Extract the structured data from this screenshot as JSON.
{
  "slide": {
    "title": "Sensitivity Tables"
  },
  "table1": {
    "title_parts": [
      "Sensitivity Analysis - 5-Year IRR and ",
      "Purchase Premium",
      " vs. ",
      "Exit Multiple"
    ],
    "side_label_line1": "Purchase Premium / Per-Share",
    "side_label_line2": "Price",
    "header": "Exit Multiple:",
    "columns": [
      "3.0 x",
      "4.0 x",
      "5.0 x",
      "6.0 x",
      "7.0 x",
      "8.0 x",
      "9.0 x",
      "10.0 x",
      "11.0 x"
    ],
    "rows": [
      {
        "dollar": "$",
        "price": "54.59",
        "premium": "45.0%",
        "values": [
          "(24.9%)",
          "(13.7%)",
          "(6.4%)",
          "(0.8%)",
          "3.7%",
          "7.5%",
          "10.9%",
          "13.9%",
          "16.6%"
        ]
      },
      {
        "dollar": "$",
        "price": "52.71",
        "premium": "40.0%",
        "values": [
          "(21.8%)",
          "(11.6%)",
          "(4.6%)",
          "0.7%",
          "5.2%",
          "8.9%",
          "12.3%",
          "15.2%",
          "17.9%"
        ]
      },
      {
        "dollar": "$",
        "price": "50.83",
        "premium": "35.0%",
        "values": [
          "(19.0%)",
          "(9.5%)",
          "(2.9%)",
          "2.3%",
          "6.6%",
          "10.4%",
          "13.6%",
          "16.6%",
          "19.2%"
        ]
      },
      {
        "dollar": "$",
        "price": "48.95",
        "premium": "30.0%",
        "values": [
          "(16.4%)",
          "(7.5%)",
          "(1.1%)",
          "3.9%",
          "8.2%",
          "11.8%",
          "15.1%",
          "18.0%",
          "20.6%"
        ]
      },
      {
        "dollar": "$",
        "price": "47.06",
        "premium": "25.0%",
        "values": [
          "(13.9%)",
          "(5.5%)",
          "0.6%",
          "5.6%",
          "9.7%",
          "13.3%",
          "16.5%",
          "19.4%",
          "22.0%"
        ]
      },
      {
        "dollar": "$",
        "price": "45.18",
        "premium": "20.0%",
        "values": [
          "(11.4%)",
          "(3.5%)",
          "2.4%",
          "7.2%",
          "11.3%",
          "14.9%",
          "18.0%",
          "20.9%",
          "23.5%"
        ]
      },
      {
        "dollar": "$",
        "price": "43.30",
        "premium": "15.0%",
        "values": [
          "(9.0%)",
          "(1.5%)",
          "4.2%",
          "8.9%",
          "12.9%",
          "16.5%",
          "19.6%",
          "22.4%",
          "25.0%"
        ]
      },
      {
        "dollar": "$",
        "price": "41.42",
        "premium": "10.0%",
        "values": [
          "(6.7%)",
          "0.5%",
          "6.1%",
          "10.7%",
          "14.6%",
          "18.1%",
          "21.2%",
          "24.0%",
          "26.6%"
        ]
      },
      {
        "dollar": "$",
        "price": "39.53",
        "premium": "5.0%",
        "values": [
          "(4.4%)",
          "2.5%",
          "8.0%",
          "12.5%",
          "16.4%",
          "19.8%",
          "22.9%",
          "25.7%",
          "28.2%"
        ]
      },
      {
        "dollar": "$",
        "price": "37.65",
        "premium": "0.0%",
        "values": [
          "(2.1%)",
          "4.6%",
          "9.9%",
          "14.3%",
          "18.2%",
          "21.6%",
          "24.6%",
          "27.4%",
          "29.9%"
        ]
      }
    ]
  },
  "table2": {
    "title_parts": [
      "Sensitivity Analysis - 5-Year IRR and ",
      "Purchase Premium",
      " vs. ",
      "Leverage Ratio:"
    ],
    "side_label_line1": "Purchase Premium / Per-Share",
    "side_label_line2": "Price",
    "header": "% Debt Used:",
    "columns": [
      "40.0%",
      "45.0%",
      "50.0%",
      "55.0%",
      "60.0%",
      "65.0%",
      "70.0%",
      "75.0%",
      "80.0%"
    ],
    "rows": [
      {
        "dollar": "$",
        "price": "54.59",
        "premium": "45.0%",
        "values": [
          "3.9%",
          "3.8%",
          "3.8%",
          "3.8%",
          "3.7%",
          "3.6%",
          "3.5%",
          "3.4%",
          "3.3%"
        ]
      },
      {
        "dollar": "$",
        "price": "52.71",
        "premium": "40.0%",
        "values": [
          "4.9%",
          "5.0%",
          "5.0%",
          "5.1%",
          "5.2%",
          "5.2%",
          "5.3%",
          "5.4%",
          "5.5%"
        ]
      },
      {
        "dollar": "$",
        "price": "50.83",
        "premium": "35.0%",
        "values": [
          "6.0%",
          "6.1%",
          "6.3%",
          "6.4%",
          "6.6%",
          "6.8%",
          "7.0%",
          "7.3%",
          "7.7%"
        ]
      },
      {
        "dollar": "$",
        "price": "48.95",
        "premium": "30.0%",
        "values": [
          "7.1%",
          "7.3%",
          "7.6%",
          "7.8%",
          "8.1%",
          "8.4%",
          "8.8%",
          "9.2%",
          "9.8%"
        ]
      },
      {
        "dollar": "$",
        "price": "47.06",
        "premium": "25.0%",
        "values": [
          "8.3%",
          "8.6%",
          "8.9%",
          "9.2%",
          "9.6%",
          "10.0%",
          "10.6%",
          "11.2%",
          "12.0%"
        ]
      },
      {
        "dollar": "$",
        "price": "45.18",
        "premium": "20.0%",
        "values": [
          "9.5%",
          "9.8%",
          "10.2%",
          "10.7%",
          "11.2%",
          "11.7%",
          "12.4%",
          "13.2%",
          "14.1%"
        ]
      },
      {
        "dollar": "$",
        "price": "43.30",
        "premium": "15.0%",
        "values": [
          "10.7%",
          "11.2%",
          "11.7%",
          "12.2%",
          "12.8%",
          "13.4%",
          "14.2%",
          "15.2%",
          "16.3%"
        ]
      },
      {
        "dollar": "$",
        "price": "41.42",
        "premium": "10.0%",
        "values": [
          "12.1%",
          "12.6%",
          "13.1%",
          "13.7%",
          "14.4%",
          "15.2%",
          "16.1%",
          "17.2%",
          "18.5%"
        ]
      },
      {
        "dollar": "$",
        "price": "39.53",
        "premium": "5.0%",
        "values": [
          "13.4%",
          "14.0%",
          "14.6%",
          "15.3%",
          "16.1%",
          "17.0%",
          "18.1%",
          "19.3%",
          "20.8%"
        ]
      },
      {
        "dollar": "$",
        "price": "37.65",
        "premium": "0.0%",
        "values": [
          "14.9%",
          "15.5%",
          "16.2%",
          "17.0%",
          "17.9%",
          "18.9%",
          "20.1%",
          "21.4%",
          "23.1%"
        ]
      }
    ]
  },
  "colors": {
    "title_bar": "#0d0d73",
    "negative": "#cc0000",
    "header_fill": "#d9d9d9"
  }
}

▶ _EXERCISE DIRECTIONS_
Reproduce each record exactly as it appears.

▶ _TASK RESPONSE_
Extract the structured data from this screenshot as JSON.
{
  "slide": {
    "title": "Sensitivity Tables"
  },
  "table1": {
    "title_parts": [
      "Sensitivity Analysis - 5-Year IRR and ",
      "Purchase Premium",
      " vs. ",
      "Exit Multiple"
    ],
    "side_label_line1": "Purchase Premium / Per-Share",
    "side_label_line2": "Price",
    "header": "Exit Multiple:",
    "columns": [
      "3.0 x",
      "4.0 x",
      "5.0 x",
      "6.0 x",
      "7.0 x",
      "8.0 x",
      "9.0 x",
      "10.0 x",
      "11.0 x"
    ],
    "rows": [
      {
        "dollar": "$",
        "price": "54.59",
        "premium": "45.0%",
        "values": [
          "(24.9%)",
          "(13.7%)",
          "(6.4%)",
          "(0.8%)",
          "3.7%",
          "7.5%",
          "10.9%",
          "13.9%",
          "16.6%"
        ]
      },
      {
        "dollar": "$",
        "price": "52.71",
        "premium": "40.0%",
        "values": [
          "(21.8%)",
          "(11.6%)",
          "(4.6%)",
          "0.7%",
          "5.2%",
          "8.9%",
          "12.3%",
          "15.2%",
          "17.9%"
        ]
      },
      {
        "dollar": "$",
        "price": "50.83",
        "premium": "35.0%",
        "values": [
          "(19.0%)",
          "(9.5%)",
          "(2.9%)",
          "2.3%",
          "6.6%",
          "10.4%",
          "13.6%",
          "16.6%",
          "19.2%"
        ]
      },
      {
        "dollar": "$",
        "price": "48.95",
        "premium": "30.0%",
        "values": [
          "(16.4%)",
          "(7.5%)",
          "(1.1%)",
          "3.9%",
          "8.2%",
          "11.8%",
          "15.1%",
          "18.0%",
          "20.6%"
        ]
      },
      {
        "dollar": "$",
        "price": "47.06",
        "premium": "25.0%",
        "values": [
          "(13.9%)",
          "(5.5%)",
          "0.6%",
          "5.6%",
          "9.7%",
          "13.3%",
          "16.5%",
          "19.4%",
          "22.0%"
        ]
      },
      {
        "dollar": "$",
        "price": "45.18",
        "premium": "20.0%",
        "values": [
          "(11.4%)",
          "(3.5%)",
          "2.4%",
          "7.2%",
          "11.3%",
          "14.9%",
          "18.0%",
          "20.9%",
          "23.5%"
        ]
      },
      {
        "dollar": "$",
        "price": "43.30",
        "premium": "15.0%",
        "values": [
          "(9.0%)",
          "(1.5%)",
          "4.2%",
          "8.9%",
          "12.9%",
          "16.5%",
          "19.6%",
          "22.4%",
          "25.0%"
        ]
      },
      {
        "dollar": "$",
        "price": "41.42",
        "premium": "10.0%",
        "values": [
          "(6.7%)",
          "0.5%",
          "6.1%",
          "10.7%",
          "14.6%",
          "18.1%",
          "21.2%",
          "24.0%",
          "26.6%"
        ]
      },
      {
        "dollar": "$",
        "price": "39.53",
        "premium": "5.0%",
        "values": [
          "(4.4%)",
          "2.5%",
          "8.0%",
          "12.5%",
          "16.4%",
          "19.8%",
          "22.9%",
          "25.7%",
          "28.2%"
        ]
      },
      {
        "dollar": "$",
        "price": "37.65",
        "premium": "0.0%",
        "values": [
          "(2.1%)",
          "4.6%",
          "9.9%",
          "14.3%",
          "18.2%",
          "21.6%",
          "24.6%",
          "27.4%",
          "29.9%"
        ]
      }
    ]
  },
  "table2": {
    "title_parts": [
      "Sensitivity Analysis - 5-Year IRR and ",
      "Purchase Premium",
      " vs. ",
      "Leverage Ratio:"
    ],
    "side_label_line1": "Purchase Premium / Per-Share",
    "side_label_line2": "Price",
    "header": "% Debt Used:",
    "columns": [
      "40.0%",
      "45.0%",
      "50.0%",
      "55.0%",
      "60.0%",
      "65.0%",
      "70.0%",
      "75.0%",
      "80.0%"
    ],
    "rows": [
      {
        "dollar": "$",
        "price": "54.59",
        "premium": "45.0%",
        "values": [
          "3.9%",
          "3.8%",
          "3.8%",
          "3.8%",
          "3.7%",
          "3.6%",
          "3.5%",
          "3.4%",
          "3.3%"
        ]
      },
      {
        "dollar": "$",
        "price": "52.71",
        "premium": "40.0%",
        "values": [
          "4.9%",
          "5.0%",
          "5.0%",
          "5.1%",
          "5.2%",
          "5.2%",
          "5.3%",
          "5.4%",
          "5.5%"
        ]
      },
      {
        "dollar": "$",
        "price": "50.83",
        "premium": "35.0%",
        "values": [
          "6.0%",
          "6.1%",
          "6.3%",
          "6.4%",
          "6.6%",
          "6.8%",
          "7.0%",
          "7.3%",
          "7.7%"
        ]
      },
      {
        "dollar": "$",
        "price": "48.95",
        "premium": "30.0%",
        "values": [
          "7.1%",
          "7.3%",
          "7.6%",
          "7.8%",
          "8.1%",
          "8.4%",
          "8.8%",
          "9.2%",
          "9.8%"
        ]
      },
      {
        "dollar": "$",
        "price": "47.06",
        "premium": "25.0%",
        "values": [
          "8.3%",
          "8.6%",
          "8.9%",
          "9.2%",
          "9.6%",
          "10.0%",
          "10.6%",
          "11.2%",
          "12.0%"
        ]
      },
      {
        "dollar": "$",
        "price": "45.18",
        "premium": "20.0%",
        "values": [
          "9.5%",
          "9.8%",
          "10.2%",
          "10.7%",
          "11.2%",
          "11.7%",
          "12.4%",
          "13.2%",
          "14.1%"
        ]
      },
      {
        "dollar": "$",
        "price": "43.30",
        "premium": "15.0%",
        "values": [
          "10.7%",
          "11.2%",
          "11.7%",
          "12.2%",
          "12.8%",
          "13.4%",
          "14.2%",
          "15.2%",
          "16.3%"
        ]
      },
      {
        "dollar": "$",
        "price": "41.42",
        "premium": "10.0%",
        "values": [
          "12.1%",
          "12.6%",
          "13.1%",
          "13.7%",
          "14.4%",
          "15.2%",
          "16.1%",
          "17.2%",
          "18.5%"
        ]
      },
      {
        "dollar": "$",
        "price": "39.53",
        "premium": "5.0%",
        "values": [
          "13.4%",
          "14.0%",
          "14.6%",
          "15.3%",
          "16.1%",
          "17.0%",
          "18.1%",
          "19.3%",
          "20.8%"
        ]
      },
      {
        "dollar": "$",
        "price": "37.65",
        "premium": "0.0%",
        "values": [
          "14.9%",
          "15.5%",
          "16.2%",
          "17.0%",
          "17.9%",
          "18.9%",
          "20.1%",
          "21.4%",
          "23.1%"
        ]
      }
    ]
  },
  "colors": {
    "title_bar": "#0d0d73",
    "negative": "#cc0000",
    "header_fill": "#d9d9d9"
  }
}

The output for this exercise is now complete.